First in Class Health Innovations for Remote areas of the World, Emerging Countries and Rural Areas from Over-the-Counter Pharmaceuticals to Cosmetics, Dermatology and Skin Care



Innocent Nweze

Chairman & Chief Executive Officer


Cleobrothers & Company, Inc.


Interview conducted by:

Lynn Fosse, Senior Editor, CEOCFO Magazine, Published - September 26, 2016


CEOCFO: Mr. Nweze, would you tell us the vision for Cleobrothers & Company?

Mr. Nweze: We provide First-in-Class innovations to areas of the world where these First-in-Class innovations are not accessible. We are projecting out to areas of the world where the First-in-Class innovations that we enjoy in the US, these other people are not able to access. We also want to be able to reach rural populations where the pattern of care is not as good as it is in the urban areas. We will be meeting our mission also in the US and in the advanced countries as well, wherever access is difficult.


CEOCFO: That is a large endeavor. How do you narrow down what to look at first?

Mr. Nweze: We like it that way. We refuse to narrow. We reject the conclusion that narrowing advances your specialization. We want to be broad enough so that we can grow and expand and reach out. That is why we are different, broad definitions of strategic intent. We do not want to be limited by management science of the past seventy years. It is not always true that specialization or narrowness improves your efficiencies or effectiveness.


CEOCFO: What is the group of products you have available or are you looking at being a general distributors?

Mr. Nweze: We currently have over-the-counter pharmaceuticals and they are mainly in pain-relief medicines, cough and other decongestants. We also have the capacity to formulate and manufacture operating room (OR) products. We will be using our consumer goods to access capital for development of our pipeline. We have about forty products over the counter at the moment. You can see all of it on our website. They are essentially pain-relief OTC products, cough and decongestants. We have over eighty products in our cosmetic portfolio. Fast-moving consumer products, so we want to lead with those products and secure capital and enough revenue to advance our pipeline. In our pipeline now, we have in clinical development a pregnancy monitoring technology. It is a 24/7 pregnancy monitoring device, First-in-Class. The pregnancy monitoring device is called vaginal capsule. It is the size of a tampon. The mother will wear the vaginal device and the vaginal device will measure uterine contractions. It measures al the hormones associated with pregnancy or most of the hormones. It can take a photo of the developing baby. It has an outside transmitter that the mother can wear in a belt or put it in her pocket and on command, she can text both photo and data to designated OBGYN or primary care physician. We expect FDA approval late next year, so that is one product in the pipeline for now. The products in our pipeline, fit our strategic intent, especially the vaginal capsule because in many parts of the emerging market or economies there is a wide gap between urban and rural healthcare. A mother in the Yanomamo tribe in Brazil for example, we want to show her how to text the data every Friday to the closest physician to her. We view that as a part of our social responsibility. And the pricing is going to be nice price-points where we believe everybody should be able to afford the products and we will still make reasonable profit.

DATA PROVIDED
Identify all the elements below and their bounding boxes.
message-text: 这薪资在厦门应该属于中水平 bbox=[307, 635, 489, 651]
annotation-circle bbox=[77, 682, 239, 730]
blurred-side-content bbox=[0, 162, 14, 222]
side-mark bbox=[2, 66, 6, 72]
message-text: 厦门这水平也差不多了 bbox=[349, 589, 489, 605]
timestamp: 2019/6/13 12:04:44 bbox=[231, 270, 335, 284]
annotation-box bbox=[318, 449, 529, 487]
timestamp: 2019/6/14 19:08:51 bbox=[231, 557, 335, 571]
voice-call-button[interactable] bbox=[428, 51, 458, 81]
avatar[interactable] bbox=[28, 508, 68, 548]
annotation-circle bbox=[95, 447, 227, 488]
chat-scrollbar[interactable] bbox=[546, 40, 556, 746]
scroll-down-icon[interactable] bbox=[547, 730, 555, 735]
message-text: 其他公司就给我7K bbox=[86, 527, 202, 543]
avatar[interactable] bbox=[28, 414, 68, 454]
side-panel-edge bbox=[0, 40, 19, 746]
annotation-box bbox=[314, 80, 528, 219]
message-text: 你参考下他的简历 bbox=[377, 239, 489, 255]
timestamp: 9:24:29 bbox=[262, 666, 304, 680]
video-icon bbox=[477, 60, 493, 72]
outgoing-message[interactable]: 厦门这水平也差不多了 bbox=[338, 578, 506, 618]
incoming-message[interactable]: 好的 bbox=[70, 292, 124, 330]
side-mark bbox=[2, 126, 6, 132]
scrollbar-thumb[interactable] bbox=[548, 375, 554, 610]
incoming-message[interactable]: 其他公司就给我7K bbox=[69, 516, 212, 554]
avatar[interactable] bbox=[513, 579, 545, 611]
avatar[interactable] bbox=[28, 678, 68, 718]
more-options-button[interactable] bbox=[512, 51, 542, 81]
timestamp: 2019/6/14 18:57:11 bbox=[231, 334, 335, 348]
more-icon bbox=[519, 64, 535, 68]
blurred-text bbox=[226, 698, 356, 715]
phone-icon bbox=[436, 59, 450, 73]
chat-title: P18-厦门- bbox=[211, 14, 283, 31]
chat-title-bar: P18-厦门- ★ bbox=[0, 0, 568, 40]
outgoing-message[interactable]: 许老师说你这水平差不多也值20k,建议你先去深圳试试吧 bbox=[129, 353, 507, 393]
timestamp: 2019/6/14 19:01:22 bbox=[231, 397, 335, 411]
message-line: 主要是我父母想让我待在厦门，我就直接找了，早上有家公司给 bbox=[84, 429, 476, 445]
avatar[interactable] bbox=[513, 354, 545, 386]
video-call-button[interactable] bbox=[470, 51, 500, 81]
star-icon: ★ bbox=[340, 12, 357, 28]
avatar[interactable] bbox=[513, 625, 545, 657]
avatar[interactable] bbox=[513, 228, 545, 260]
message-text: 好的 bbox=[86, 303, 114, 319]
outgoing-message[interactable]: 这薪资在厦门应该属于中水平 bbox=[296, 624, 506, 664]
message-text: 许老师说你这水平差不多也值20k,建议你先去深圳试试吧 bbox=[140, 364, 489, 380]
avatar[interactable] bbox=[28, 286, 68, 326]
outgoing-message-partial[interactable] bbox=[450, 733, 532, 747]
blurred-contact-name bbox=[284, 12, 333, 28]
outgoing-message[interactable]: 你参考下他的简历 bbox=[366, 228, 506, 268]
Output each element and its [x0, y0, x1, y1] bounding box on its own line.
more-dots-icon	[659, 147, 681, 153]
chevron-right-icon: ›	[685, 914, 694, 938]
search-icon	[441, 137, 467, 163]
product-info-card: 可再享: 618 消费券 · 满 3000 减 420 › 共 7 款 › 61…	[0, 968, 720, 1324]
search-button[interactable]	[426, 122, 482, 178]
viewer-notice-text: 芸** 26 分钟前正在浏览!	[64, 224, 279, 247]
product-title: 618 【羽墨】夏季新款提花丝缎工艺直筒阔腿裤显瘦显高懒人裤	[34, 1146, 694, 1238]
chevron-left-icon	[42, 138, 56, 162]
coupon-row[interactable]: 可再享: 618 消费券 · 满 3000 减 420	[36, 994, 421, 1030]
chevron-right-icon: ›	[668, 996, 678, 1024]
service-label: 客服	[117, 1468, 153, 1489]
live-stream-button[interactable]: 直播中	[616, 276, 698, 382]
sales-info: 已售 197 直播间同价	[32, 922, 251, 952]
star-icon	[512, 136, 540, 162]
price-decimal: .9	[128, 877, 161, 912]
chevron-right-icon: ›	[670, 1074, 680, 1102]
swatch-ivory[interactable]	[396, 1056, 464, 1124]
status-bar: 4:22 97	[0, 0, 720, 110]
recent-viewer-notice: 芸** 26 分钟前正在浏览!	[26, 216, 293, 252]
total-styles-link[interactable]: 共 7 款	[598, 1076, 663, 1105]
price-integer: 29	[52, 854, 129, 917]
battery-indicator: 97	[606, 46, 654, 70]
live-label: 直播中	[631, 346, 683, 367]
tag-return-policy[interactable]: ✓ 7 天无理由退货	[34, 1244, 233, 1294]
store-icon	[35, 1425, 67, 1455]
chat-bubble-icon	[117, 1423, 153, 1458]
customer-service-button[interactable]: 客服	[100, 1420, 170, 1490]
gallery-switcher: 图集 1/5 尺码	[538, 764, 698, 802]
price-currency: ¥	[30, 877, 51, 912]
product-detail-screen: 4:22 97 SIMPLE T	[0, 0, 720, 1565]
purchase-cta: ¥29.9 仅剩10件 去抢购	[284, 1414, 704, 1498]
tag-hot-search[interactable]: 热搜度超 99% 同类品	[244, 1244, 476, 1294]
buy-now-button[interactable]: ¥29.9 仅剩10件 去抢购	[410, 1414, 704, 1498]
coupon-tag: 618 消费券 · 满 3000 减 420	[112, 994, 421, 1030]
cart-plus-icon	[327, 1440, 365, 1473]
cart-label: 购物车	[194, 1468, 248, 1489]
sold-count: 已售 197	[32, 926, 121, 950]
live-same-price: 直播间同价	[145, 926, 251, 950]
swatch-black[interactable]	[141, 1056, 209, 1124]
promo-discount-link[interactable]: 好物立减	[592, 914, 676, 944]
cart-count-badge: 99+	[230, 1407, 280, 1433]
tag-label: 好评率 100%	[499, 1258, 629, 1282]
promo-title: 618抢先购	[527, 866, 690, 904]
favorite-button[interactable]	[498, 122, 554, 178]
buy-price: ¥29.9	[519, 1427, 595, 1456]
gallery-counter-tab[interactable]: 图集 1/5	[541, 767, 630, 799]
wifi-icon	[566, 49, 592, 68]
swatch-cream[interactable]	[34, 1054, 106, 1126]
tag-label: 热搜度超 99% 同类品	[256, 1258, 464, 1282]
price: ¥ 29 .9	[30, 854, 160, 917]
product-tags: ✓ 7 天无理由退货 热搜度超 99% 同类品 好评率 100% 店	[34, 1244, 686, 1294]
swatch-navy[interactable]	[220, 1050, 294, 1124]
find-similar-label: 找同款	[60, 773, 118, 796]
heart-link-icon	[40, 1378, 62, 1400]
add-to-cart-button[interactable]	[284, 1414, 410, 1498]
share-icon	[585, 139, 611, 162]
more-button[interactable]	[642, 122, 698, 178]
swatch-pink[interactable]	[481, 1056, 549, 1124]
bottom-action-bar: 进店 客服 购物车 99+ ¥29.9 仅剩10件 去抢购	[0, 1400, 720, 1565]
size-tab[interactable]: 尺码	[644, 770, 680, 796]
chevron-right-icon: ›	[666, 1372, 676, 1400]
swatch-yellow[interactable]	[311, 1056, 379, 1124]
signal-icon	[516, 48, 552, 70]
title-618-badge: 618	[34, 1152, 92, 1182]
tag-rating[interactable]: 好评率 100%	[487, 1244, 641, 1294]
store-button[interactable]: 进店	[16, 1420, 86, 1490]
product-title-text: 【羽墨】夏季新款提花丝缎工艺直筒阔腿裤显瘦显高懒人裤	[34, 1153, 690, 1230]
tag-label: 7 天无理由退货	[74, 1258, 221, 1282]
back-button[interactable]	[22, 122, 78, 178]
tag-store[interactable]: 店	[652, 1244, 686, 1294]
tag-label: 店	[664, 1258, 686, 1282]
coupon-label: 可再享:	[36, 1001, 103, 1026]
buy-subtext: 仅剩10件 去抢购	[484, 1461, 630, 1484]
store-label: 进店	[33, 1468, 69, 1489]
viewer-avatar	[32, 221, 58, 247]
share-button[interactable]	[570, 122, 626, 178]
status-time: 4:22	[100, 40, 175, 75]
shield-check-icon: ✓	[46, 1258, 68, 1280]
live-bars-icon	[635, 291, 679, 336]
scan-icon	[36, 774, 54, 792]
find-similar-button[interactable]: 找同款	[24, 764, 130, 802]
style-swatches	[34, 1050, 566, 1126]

YOUR TASK
Echo the interview passage between "Lynn Fosse, Senior" and "access is difficult.", inclusive. The data is separate material with no connection to the interview.

SOLUTION FOR THIS PROBLEM
Lynn Fosse, Senior Editor, CEOCFO Magazine, Published - September 26, 2016


CEOCFO: Mr. Nweze, would you tell us the vision for Cleobrothers & Company?

Mr. Nweze: We provide First-in-Class innovations to areas of the world where these First-in-Class innovations are not accessible. We are projecting out to areas of the world where the First-in-Class innovations that we enjoy in the US, these other people are not able to access. We also want to be able to reach rural populations where the pattern of care is not as good as it is in the urban areas. We will be meeting our mission also in the US and in the advanced countries as well, wherever access is difficult.